▶ _RECORDS PROVIDED_:
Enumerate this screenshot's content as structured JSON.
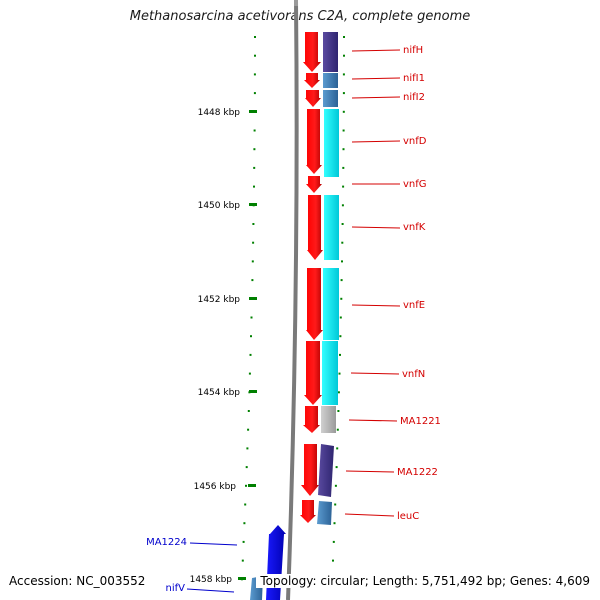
{
  "title": "Methanosarcina acetivorans C2A, complete genome",
  "footer": {
    "accession": "Accession: NC_003552",
    "summary": "Topology: circular; Length: 5,751,492 bp; Genes: 4,609"
  },
  "kbp_labels": [
    "1448 kbp",
    "1450 kbp",
    "1452 kbp",
    "1454 kbp",
    "1456 kbp",
    "1458 kbp"
  ],
  "genes_right": [
    {
      "label": "nifH",
      "color": "#d40000"
    },
    {
      "label": "nifI1",
      "color": "#d40000"
    },
    {
      "label": "nifI2",
      "color": "#d40000"
    },
    {
      "label": "vnfD",
      "color": "#d40000"
    },
    {
      "label": "vnfG",
      "color": "#d40000"
    },
    {
      "label": "vnfK",
      "color": "#d40000"
    },
    {
      "label": "vnfE",
      "color": "#d40000"
    },
    {
      "label": "vnfN",
      "color": "#d40000"
    },
    {
      "label": "MA1221",
      "color": "#d40000"
    },
    {
      "label": "MA1222",
      "color": "#d40000"
    },
    {
      "label": "leuC",
      "color": "#d40000"
    }
  ],
  "genes_left": [
    {
      "label": "MA1224",
      "color": "#0000cc"
    },
    {
      "label": "nifV",
      "color": "#0000cc"
    }
  ],
  "colors": {
    "forward_strand": "#ff0000",
    "reverse_strand": "#0000ff",
    "cog_purple": "#4a3a8c",
    "cog_steel": "#4682b4",
    "cog_cyan": "#00e5ee",
    "cog_gray": "#b8b8b8",
    "backbone": "#808080",
    "tick": "#008000"
  }
}
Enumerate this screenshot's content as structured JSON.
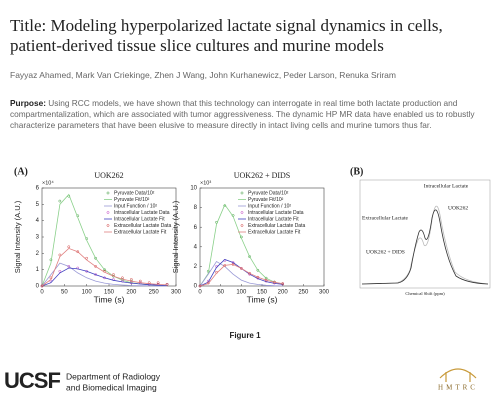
{
  "header": {
    "title": "Title: Modeling hyperpolarized lactate signal dynamics in cells, patient-derived tissue slice cultures and murine models",
    "authors": "Fayyaz Ahamed, Mark Van Criekinge, Zhen J Wang, John Kurhanewicz, Peder Larson, Renuka Sriram"
  },
  "purpose": {
    "label": "Purpose:",
    "text": "Using RCC models, we have shown that this technology can interrogate in real time both lactate production and compartmentalization, which are associated with tumor aggressiveness. The dynamic HP MR data have enabled us to robustly characterize parameters that have been elusive to measure directly in intact living cells and murine tumors thus far."
  },
  "figure": {
    "panel_a": "(A)",
    "panel_b": "(B)",
    "caption": "Figure 1",
    "spectrum": {
      "label_intra": "Intracellular Lactate",
      "label_uok": "UOK262",
      "label_extra": "Extracellular Lactate",
      "label_dids": "UOK262 + DIDS",
      "x_label": "Chemical Shift (ppm)"
    }
  },
  "chart_data": [
    {
      "type": "line",
      "title": "UOK262",
      "y_exponent": "×10⁴",
      "x_label": "Time (s)",
      "y_label": "Signal Intensity (A.U.)",
      "x": [
        0,
        20,
        40,
        60,
        80,
        100,
        120,
        140,
        160,
        180,
        200,
        220,
        240,
        260,
        280
      ],
      "xlim": [
        0,
        300
      ],
      "xticks": [
        0,
        50,
        100,
        150,
        200,
        250,
        300
      ],
      "ylim": [
        0,
        6
      ],
      "yticks": [
        0,
        1,
        2,
        3,
        4,
        5,
        6
      ],
      "series": [
        {
          "name": "Pyruvate Data/10²",
          "color": "#3c9a3c",
          "style": "points",
          "values": [
            0,
            1.6,
            5.2,
            5.5,
            4.3,
            2.9,
            1.7,
            1.0,
            0.6,
            0.4,
            0.3,
            0.2,
            0.1,
            0.1,
            0.1
          ]
        },
        {
          "name": "Pyruvate Fit/10²",
          "color": "#8ad08a",
          "style": "line",
          "values": [
            0,
            1.4,
            5.0,
            5.6,
            4.2,
            2.8,
            1.7,
            1.0,
            0.6,
            0.35,
            0.2,
            0.12,
            0.07,
            0.04,
            0.02
          ]
        },
        {
          "name": "Input Function / 10²",
          "color": "#9a9ad6",
          "style": "line",
          "values": [
            0,
            0.7,
            1.4,
            1.2,
            0.8,
            0.5,
            0.3,
            0.18,
            0.1,
            0.06,
            0.03,
            0.02,
            0.01,
            0,
            0
          ]
        },
        {
          "name": "Intracellular Lactate Data",
          "color": "#c040c0",
          "style": "points",
          "values": [
            0,
            0.3,
            0.9,
            1.2,
            1.1,
            0.9,
            0.7,
            0.5,
            0.4,
            0.3,
            0.2,
            0.2,
            0.1,
            0.1,
            0.1
          ]
        },
        {
          "name": "Intracellular Lactate Fit",
          "color": "#4040c0",
          "style": "line",
          "values": [
            0,
            0.2,
            0.8,
            1.1,
            1.05,
            0.9,
            0.7,
            0.5,
            0.35,
            0.25,
            0.18,
            0.12,
            0.08,
            0.05,
            0.03
          ]
        },
        {
          "name": "Extracellular Lactate Data",
          "color": "#d04040",
          "style": "points",
          "values": [
            0,
            0.5,
            1.9,
            2.4,
            2.1,
            1.7,
            1.2,
            0.9,
            0.7,
            0.5,
            0.4,
            0.3,
            0.2,
            0.2,
            0.1
          ]
        },
        {
          "name": "Extracellular Lactate Fit",
          "color": "#e08080",
          "style": "line",
          "values": [
            0,
            0.4,
            1.8,
            2.3,
            2.1,
            1.6,
            1.2,
            0.85,
            0.6,
            0.42,
            0.3,
            0.2,
            0.14,
            0.1,
            0.07
          ]
        }
      ]
    },
    {
      "type": "line",
      "title": "UOK262 + DIDS",
      "y_exponent": "×10³",
      "x_label": "Time (s)",
      "y_label": "Signal Intensity (A.U.)",
      "x": [
        0,
        20,
        40,
        60,
        80,
        100,
        120,
        140,
        160,
        180,
        200
      ],
      "xlim": [
        0,
        300
      ],
      "xticks": [
        0,
        50,
        100,
        150,
        200,
        250,
        300
      ],
      "ylim": [
        0,
        10
      ],
      "yticks": [
        0,
        2,
        4,
        6,
        8,
        10
      ],
      "series": [
        {
          "name": "Pyruvate Data/10²",
          "color": "#3c9a3c",
          "style": "points",
          "values": [
            0,
            1.5,
            6.5,
            8.2,
            7.2,
            5.0,
            3.0,
            1.6,
            0.8,
            0.4,
            0.2
          ]
        },
        {
          "name": "Pyruvate Fit/10²",
          "color": "#8ad08a",
          "style": "line",
          "values": [
            0,
            1.3,
            6.3,
            8.3,
            7.1,
            4.9,
            3.0,
            1.6,
            0.8,
            0.4,
            0.2
          ]
        },
        {
          "name": "Input Function / 10²",
          "color": "#9a9ad6",
          "style": "line",
          "values": [
            0,
            1.2,
            2.5,
            2.0,
            1.2,
            0.6,
            0.3,
            0.15,
            0.07,
            0.03,
            0.01
          ]
        },
        {
          "name": "Intracellular Lactate Data",
          "color": "#c040c0",
          "style": "points",
          "values": [
            0,
            0.5,
            2.0,
            2.6,
            2.4,
            1.8,
            1.2,
            0.8,
            0.5,
            0.3,
            0.2
          ]
        },
        {
          "name": "Intracellular Lactate Fit",
          "color": "#4040c0",
          "style": "line",
          "values": [
            0,
            0.4,
            1.9,
            2.7,
            2.4,
            1.8,
            1.2,
            0.75,
            0.45,
            0.27,
            0.16
          ]
        },
        {
          "name": "Extracellular Lactate Data",
          "color": "#d04040",
          "style": "points",
          "values": [
            0,
            0.3,
            1.4,
            2.1,
            2.2,
            1.8,
            1.3,
            0.9,
            0.6,
            0.4,
            0.25
          ]
        },
        {
          "name": "Extracellular Lactate Fit",
          "color": "#e08080",
          "style": "line",
          "values": [
            0,
            0.25,
            1.3,
            2.1,
            2.2,
            1.8,
            1.3,
            0.9,
            0.6,
            0.38,
            0.24
          ]
        }
      ]
    }
  ],
  "footer": {
    "logo": "UCSF",
    "dept_line1": "Department of Radiology",
    "dept_line2": "and Biomedical Imaging",
    "partner": "HMTRC"
  }
}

▶ _TASK_:
Using the data above, say how many lines include "models". No other reply is needed.

▶ _REPLY_:
2